> **Given text**

Emily Heller had her entire career to write her first comedy album, Good For Her. On that album, she's single and, she says, immature. Now she has a boyfriend, and she wants her comedy to reflect life in a relationship and what she thinks about being in one — even if she feels the need to run the jokes by her boyfriend before taking them onstage.
Heller, whom you'll recognize from her half-hour Comedy Central special and numerous appearances on late-night talks shows such as Conan and Late Night with Seth Meyers, is in Fort Worth this week workshopping new material.
This tour you're performing things that are not on your album. Why did you make that choice?
Well, I wanted to work on new material. The stuff that's on my album is stuff that I worked on for years and years, and by the time I put it on my album, it felt done. I'm in a really different place in my life right now than I was when I put the album out.
I want my work to reflect that, and kind of the reason I wanted to come here is because Baron Vaughn told me that [Amphibian Stage] was a great theater to work on new material and that they were really committed to making it kind of a workshop-y space. That's kind of what I've been yearning for anyway, creatively. I'm trying to work on as much new stuff as I can.
What has changed in your life to put you in this different frame of mind?
Well, when I recorded my album, I did a lot of material about being single, and that's not the case anymore. Also, I just feel like I've grown up a little bit. I have almost a combination of all of my favorite jokes from the first seven years of my career, and things have changed a lot for me since then. It's hard to articulate all of it, I guess.
Do you find it easier or harder to write about being single, as opposed to being in a relationship? Or is it all the same?
It's definitely easier to write about being single. Just because you don't have to run your jokes by anyone. I kind of bring my own perspective to all of it. I feel like I try to stay true to the things that I said before when I was single. I like to talk a lot about how I enjoy being single and I don't want the jokes that I'm doing about being in a relationship to feel like I'm saying, "Never mind!" Because I stand by it — the pressure that we put on people to be in a relationship is wrong and unfair.
What is your writing process like? Do you sit down? What is it? And do you run it by your significant other?
If I'm telling a joke that's about him, I try and run it by him before I do it on stage.
Yeah, that's nice.

> **Given entries**
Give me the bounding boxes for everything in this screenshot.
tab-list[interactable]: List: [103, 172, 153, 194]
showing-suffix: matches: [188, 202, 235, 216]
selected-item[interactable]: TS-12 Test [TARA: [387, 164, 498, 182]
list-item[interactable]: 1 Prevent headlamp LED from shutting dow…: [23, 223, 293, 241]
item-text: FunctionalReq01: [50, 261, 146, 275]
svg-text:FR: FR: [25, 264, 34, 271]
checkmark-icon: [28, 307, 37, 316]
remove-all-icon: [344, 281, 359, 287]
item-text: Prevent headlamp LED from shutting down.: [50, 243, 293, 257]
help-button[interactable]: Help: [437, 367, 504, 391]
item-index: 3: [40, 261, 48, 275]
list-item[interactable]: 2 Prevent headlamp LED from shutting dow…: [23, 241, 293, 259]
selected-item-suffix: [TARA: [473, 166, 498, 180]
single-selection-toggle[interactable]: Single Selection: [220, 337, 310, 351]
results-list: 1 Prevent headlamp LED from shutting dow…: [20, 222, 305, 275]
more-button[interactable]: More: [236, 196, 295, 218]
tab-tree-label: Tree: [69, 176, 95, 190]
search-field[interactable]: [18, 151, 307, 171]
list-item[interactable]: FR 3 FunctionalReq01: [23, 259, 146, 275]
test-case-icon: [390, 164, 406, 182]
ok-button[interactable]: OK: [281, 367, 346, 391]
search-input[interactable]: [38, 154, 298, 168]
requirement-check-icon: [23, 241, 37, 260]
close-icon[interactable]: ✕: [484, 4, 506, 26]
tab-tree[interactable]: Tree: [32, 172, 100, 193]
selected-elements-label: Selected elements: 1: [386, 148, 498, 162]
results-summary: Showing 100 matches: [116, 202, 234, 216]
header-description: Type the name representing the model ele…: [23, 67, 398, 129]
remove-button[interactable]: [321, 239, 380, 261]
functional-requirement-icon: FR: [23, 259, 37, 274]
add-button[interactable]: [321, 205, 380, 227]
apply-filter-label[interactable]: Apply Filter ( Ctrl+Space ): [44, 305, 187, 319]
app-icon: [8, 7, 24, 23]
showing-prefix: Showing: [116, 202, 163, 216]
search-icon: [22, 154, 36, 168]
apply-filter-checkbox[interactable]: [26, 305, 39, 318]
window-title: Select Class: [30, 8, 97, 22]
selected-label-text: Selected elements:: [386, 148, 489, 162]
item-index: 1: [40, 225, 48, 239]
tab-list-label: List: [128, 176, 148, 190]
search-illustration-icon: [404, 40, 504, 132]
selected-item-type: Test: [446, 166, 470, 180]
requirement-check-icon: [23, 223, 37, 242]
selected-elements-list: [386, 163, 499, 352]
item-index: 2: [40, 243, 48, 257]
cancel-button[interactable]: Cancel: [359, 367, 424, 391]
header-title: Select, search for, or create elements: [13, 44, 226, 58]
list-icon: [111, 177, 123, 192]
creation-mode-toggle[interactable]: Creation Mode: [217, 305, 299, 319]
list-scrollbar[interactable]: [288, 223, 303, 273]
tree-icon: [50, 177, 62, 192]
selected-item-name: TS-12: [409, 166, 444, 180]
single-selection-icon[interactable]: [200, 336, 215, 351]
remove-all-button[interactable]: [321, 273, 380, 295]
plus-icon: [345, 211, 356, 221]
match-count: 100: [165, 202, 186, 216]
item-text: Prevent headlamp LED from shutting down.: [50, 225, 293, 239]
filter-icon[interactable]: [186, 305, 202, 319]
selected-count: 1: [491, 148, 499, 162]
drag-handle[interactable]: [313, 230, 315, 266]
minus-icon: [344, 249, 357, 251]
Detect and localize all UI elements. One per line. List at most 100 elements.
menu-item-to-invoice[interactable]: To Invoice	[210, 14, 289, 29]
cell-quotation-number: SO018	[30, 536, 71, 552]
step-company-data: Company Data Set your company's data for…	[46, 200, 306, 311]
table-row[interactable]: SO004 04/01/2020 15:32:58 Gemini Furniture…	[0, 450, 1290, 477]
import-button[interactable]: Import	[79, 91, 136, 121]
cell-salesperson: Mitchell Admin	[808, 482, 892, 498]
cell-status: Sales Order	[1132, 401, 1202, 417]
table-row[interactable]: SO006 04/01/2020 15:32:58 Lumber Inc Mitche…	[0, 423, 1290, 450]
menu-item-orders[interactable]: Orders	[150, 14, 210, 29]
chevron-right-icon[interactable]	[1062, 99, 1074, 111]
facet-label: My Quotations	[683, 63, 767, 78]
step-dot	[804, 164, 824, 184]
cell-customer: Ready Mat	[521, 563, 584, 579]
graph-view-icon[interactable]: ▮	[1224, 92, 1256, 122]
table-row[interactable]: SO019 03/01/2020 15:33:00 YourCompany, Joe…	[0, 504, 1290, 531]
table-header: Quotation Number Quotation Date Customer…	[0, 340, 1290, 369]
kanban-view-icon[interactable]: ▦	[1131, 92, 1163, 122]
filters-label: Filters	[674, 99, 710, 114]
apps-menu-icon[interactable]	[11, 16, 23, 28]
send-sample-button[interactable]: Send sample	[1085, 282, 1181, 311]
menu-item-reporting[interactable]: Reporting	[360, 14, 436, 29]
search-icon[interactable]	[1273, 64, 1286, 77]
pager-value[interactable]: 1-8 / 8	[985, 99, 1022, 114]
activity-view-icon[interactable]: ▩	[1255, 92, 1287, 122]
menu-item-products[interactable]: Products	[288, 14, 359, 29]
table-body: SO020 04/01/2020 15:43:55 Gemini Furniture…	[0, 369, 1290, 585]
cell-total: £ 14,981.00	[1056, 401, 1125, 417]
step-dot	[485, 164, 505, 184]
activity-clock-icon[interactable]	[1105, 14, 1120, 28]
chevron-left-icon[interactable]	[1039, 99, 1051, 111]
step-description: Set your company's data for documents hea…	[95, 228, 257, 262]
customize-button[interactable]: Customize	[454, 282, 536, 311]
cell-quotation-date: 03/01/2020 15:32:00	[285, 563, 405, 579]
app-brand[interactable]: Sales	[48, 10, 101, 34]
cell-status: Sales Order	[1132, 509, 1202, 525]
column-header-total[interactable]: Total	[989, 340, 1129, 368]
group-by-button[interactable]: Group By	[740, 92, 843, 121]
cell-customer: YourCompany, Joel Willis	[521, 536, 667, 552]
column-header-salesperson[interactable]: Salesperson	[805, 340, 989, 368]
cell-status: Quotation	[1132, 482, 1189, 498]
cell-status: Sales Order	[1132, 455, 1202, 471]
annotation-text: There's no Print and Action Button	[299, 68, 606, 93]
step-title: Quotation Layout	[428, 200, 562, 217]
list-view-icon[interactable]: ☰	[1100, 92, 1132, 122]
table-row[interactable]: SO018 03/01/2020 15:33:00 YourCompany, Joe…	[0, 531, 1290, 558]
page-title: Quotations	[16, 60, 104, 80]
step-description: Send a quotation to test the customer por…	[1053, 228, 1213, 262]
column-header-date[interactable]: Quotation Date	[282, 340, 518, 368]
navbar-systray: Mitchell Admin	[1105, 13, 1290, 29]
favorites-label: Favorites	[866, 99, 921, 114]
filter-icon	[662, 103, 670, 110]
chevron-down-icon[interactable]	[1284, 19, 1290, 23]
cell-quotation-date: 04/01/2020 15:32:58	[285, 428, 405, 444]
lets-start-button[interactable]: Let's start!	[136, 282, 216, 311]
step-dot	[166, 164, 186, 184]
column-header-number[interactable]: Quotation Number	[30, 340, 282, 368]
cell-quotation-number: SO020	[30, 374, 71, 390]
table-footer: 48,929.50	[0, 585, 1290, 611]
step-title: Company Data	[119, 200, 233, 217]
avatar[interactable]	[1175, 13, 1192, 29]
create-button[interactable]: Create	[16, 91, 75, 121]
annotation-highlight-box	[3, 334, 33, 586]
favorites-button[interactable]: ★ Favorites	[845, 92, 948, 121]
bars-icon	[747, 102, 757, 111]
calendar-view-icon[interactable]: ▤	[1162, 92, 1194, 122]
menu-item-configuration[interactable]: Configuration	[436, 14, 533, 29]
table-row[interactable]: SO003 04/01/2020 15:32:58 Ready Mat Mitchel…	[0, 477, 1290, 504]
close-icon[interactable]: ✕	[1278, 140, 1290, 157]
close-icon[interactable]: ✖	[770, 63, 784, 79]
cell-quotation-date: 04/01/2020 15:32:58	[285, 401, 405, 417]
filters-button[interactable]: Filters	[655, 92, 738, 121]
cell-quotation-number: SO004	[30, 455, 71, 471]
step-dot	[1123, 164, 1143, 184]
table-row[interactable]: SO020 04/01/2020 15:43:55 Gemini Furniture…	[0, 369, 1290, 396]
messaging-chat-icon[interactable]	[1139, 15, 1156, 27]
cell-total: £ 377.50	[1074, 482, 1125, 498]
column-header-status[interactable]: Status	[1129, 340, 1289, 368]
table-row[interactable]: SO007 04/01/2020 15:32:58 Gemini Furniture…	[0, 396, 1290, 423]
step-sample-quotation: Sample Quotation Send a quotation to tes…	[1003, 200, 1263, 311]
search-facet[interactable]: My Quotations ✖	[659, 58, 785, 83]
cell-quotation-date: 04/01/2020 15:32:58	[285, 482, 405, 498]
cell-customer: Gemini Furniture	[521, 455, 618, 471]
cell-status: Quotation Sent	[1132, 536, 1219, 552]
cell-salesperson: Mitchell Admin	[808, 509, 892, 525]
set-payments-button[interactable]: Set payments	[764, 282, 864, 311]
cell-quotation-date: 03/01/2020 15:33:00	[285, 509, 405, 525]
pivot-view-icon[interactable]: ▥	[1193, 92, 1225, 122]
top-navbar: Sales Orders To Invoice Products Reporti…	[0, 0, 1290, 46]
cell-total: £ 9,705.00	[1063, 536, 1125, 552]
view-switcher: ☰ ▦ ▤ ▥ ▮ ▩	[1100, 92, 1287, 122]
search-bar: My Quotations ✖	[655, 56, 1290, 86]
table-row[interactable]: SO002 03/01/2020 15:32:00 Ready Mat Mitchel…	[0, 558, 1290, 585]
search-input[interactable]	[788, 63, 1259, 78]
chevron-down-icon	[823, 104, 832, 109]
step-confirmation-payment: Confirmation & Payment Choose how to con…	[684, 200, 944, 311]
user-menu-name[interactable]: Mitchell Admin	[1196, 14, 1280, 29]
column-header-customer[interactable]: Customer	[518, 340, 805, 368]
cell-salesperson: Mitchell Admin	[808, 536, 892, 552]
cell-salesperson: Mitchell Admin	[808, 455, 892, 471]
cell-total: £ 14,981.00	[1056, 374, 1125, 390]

> **Questions**
**1.** Translate this sentence from the Emily Heller interview into Spanish: "It's definitely easier to write about being single."
**2.** According to the Emily Heller interview, who told Heller that Amphibian Stage was a great theater for working on new material?
**3.** In the Emily Heller interview, swap "theater" for "venue" and write out the passage from "I want my work" up to and including "stuff as I can.".
The material above comes from a separate source and has no connection to the interview.

> **Answers provided**
**1.** Definitivamente es más fácil escribir sobre estar soltera.

**2.** Baron Vaughn.

**3.**
I want my work to reflect that, and kind of the reason I wanted to come here is because Baron Vaughn told me that [Amphibian Stage] was a great venue to work on new material and that they were really committed to making it kind of a workshop-y space. That's kind of what I've been yearning for anyway, creatively. I'm trying to work on as much new stuff as I can.